▼▼▼

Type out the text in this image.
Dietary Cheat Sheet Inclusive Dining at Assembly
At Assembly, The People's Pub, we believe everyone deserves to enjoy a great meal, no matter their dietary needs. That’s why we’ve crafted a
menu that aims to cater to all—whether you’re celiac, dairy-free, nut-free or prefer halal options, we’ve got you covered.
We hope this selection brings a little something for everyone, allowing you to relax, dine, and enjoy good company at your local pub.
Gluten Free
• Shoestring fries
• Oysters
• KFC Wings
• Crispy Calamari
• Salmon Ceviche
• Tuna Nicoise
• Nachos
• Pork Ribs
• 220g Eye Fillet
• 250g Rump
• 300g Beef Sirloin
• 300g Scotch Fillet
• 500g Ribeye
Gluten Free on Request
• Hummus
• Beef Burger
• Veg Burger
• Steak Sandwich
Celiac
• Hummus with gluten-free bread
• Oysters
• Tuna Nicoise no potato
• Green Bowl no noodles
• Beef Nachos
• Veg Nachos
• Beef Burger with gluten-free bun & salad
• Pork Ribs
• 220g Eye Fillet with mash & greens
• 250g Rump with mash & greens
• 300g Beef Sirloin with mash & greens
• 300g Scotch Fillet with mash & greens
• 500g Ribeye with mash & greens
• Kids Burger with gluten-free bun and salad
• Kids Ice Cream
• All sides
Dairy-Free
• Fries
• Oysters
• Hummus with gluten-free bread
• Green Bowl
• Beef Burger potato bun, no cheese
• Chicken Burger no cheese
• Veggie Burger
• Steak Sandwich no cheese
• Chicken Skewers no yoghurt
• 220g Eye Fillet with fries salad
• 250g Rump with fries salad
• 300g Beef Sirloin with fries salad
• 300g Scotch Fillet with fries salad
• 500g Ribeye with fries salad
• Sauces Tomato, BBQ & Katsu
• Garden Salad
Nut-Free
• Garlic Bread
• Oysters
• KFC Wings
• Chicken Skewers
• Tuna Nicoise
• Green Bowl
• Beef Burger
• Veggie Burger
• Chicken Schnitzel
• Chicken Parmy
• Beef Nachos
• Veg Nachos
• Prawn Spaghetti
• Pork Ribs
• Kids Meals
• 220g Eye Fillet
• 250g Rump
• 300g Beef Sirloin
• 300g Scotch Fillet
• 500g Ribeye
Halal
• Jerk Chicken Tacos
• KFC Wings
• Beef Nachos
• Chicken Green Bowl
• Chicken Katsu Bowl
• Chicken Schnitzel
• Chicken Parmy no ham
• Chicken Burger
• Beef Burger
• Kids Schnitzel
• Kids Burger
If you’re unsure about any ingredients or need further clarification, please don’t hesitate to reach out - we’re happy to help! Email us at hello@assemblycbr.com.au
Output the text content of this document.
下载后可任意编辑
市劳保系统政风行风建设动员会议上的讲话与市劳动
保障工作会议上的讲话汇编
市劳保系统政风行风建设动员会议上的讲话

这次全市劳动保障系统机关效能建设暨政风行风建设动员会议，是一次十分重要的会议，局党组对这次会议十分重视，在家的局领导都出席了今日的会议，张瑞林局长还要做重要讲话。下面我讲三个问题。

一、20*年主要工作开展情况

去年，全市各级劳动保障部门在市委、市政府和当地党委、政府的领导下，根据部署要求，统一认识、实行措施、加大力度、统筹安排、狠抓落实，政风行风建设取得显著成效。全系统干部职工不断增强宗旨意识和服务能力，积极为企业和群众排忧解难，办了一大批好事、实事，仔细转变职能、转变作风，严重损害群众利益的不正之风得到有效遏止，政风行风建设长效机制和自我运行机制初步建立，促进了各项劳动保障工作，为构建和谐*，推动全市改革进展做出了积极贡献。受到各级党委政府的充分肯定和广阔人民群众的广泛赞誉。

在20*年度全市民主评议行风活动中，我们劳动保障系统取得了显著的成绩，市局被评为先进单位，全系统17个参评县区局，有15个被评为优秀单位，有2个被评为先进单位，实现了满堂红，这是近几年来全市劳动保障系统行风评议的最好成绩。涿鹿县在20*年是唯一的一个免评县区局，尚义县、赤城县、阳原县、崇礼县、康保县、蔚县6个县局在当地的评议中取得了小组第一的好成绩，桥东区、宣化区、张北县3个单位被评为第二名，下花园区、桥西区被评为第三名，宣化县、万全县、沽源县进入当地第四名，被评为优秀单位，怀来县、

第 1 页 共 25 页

▲▲▲

To do: Reproduce all of the material above word for word.

Output for this task:
Type out the text in this image.
Dietary Cheat Sheet Inclusive Dining at Assembly
At Assembly, The People's Pub, we believe everyone deserves to enjoy a great meal, no matter their dietary needs. That’s why we’ve crafted a
menu that aims to cater to all—whether you’re celiac, dairy-free, nut-free or prefer halal options, we’ve got you covered.
We hope this selection brings a little something for everyone, allowing you to relax, dine, and enjoy good company at your local pub.
Gluten Free
• Shoestring fries
• Oysters
• KFC Wings
• Crispy Calamari
• Salmon Ceviche
• Tuna Nicoise
• Nachos
• Pork Ribs
• 220g Eye Fillet
• 250g Rump
• 300g Beef Sirloin
• 300g Scotch Fillet
• 500g Ribeye
Gluten Free on Request
• Hummus
• Beef Burger
• Veg Burger
• Steak Sandwich
Celiac
• Hummus with gluten-free bread
• Oysters
• Tuna Nicoise no potato
• Green Bowl no noodles
• Beef Nachos
• Veg Nachos
• Beef Burger with gluten-free bun & salad
• Pork Ribs
• 220g Eye Fillet with mash & greens
• 250g Rump with mash & greens
• 300g Beef Sirloin with mash & greens
• 300g Scotch Fillet with mash & greens
• 500g Ribeye with mash & greens
• Kids Burger with gluten-free bun and salad
• Kids Ice Cream
• All sides
Dairy-Free
• Fries
• Oysters
• Hummus with gluten-free bread
• Green Bowl
• Beef Burger potato bun, no cheese
• Chicken Burger no cheese
• Veggie Burger
• Steak Sandwich no cheese
• Chicken Skewers no yoghurt
• 220g Eye Fillet with fries salad
• 250g Rump with fries salad
• 300g Beef Sirloin with fries salad
• 300g Scotch Fillet with fries salad
• 500g Ribeye with fries salad
• Sauces Tomato, BBQ & Katsu
• Garden Salad
Nut-Free
• Garlic Bread
• Oysters
• KFC Wings
• Chicken Skewers
• Tuna Nicoise
• Green Bowl
• Beef Burger
• Veggie Burger
• Chicken Schnitzel
• Chicken Parmy
• Beef Nachos
• Veg Nachos
• Prawn Spaghetti
• Pork Ribs
• Kids Meals
• 220g Eye Fillet
• 250g Rump
• 300g Beef Sirloin
• 300g Scotch Fillet
• 500g Ribeye
Halal
• Jerk Chicken Tacos
• KFC Wings
• Beef Nachos
• Chicken Green Bowl
• Chicken Katsu Bowl
• Chicken Schnitzel
• Chicken Parmy no ham
• Chicken Burger
• Beef Burger
• Kids Schnitzel
• Kids Burger
If you’re unsure about any ingredients or need further clarification, please don’t hesitate to reach out - we’re happy to help! Email us at hello@assemblycbr.com.au
Output the text content of this document.
下载后可任意编辑
市劳保系统政风行风建设动员会议上的讲话与市劳动
保障工作会议上的讲话汇编
市劳保系统政风行风建设动员会议上的讲话

这次全市劳动保障系统机关效能建设暨政风行风建设动员会议，是一次十分重要的会议，局党组对这次会议十分重视，在家的局领导都出席了今日的会议，张瑞林局长还要做重要讲话。下面我讲三个问题。

一、20*年主要工作开展情况

去年，全市各级劳动保障部门在市委、市政府和当地党委、政府的领导下，根据部署要求，统一认识、实行措施、加大力度、统筹安排、狠抓落实，政风行风建设取得显著成效。全系统干部职工不断增强宗旨意识和服务能力，积极为企业和群众排忧解难，办了一大批好事、实事，仔细转变职能、转变作风，严重损害群众利益的不正之风得到有效遏止，政风行风建设长效机制和自我运行机制初步建立，促进了各项劳动保障工作，为构建和谐*，推动全市改革进展做出了积极贡献。受到各级党委政府的充分肯定和广阔人民群众的广泛赞誉。

在20*年度全市民主评议行风活动中，我们劳动保障系统取得了显著的成绩，市局被评为先进单位，全系统17个参评县区局，有15个被评为优秀单位，有2个被评为先进单位，实现了满堂红，这是近几年来全市劳动保障系统行风评议的最好成绩。涿鹿县在20*年是唯一的一个免评县区局，尚义县、赤城县、阳原县、崇礼县、康保县、蔚县6个县局在当地的评议中取得了小组第一的好成绩，桥东区、宣化区、张北县3个单位被评为第二名，下花园区、桥西区被评为第三名，宣化县、万全县、沽源县进入当地第四名，被评为优秀单位，怀来县、

第 1 页 共 25 页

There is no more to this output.